[Records excerpted from a collection]

— BEGIN —

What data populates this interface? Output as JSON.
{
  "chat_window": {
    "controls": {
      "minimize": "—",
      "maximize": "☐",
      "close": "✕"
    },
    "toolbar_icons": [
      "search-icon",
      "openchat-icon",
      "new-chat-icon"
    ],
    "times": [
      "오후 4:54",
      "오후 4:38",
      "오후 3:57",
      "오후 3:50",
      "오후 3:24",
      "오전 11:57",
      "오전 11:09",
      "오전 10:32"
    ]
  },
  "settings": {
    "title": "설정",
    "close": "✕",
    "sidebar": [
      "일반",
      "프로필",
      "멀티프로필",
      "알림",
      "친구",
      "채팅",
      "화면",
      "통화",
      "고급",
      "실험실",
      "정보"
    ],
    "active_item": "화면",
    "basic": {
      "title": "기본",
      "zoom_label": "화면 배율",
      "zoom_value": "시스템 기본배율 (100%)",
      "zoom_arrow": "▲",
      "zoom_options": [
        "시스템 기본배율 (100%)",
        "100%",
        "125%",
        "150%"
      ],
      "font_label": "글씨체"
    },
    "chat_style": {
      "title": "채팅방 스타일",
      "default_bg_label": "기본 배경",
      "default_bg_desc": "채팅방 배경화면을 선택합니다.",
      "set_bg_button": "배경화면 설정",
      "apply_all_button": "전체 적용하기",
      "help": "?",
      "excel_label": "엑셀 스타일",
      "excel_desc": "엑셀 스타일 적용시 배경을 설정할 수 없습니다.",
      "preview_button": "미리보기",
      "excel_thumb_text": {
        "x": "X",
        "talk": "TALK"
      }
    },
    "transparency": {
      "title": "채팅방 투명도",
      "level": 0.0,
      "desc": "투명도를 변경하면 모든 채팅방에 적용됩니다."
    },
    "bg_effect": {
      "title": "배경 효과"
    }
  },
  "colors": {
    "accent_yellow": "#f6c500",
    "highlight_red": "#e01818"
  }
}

— END —

WRITTEN INSTRUCTION
Every entry above should be retyped exactly as shown.

RESULT FOR THIS TASK
What data populates this interface? Output as JSON.
{
  "chat_window": {
    "controls": {
      "minimize": "—",
      "maximize": "☐",
      "close": "✕"
    },
    "toolbar_icons": [
      "search-icon",
      "openchat-icon",
      "new-chat-icon"
    ],
    "times": [
      "오후 4:54",
      "오후 4:38",
      "오후 3:57",
      "오후 3:50",
      "오후 3:24",
      "오전 11:57",
      "오전 11:09",
      "오전 10:32"
    ]
  },
  "settings": {
    "title": "설정",
    "close": "✕",
    "sidebar": [
      "일반",
      "프로필",
      "멀티프로필",
      "알림",
      "친구",
      "채팅",
      "화면",
      "통화",
      "고급",
      "실험실",
      "정보"
    ],
    "active_item": "화면",
    "basic": {
      "title": "기본",
      "zoom_label": "화면 배율",
      "zoom_value": "시스템 기본배율 (100%)",
      "zoom_arrow": "▲",
      "zoom_options": [
        "시스템 기본배율 (100%)",
        "100%",
        "125%",
        "150%"
      ],
      "font_label": "글씨체"
    },
    "chat_style": {
      "title": "채팅방 스타일",
      "default_bg_label": "기본 배경",
      "default_bg_desc": "채팅방 배경화면을 선택합니다.",
      "set_bg_button": "배경화면 설정",
      "apply_all_button": "전체 적용하기",
      "help": "?",
      "excel_label": "엑셀 스타일",
      "excel_desc": "엑셀 스타일 적용시 배경을 설정할 수 없습니다.",
      "preview_button": "미리보기",
      "excel_thumb_text": {
        "x": "X",
        "talk": "TALK"
      }
    },
    "transparency": {
      "title": "채팅방 투명도",
      "level": 0.0,
      "desc": "투명도를 변경하면 모든 채팅방에 적용됩니다."
    },
    "bg_effect": {
      "title": "배경 효과"
    }
  },
  "colors": {
    "accent_yellow": "#f6c500",
    "highlight_red": "#e01818"
  }
}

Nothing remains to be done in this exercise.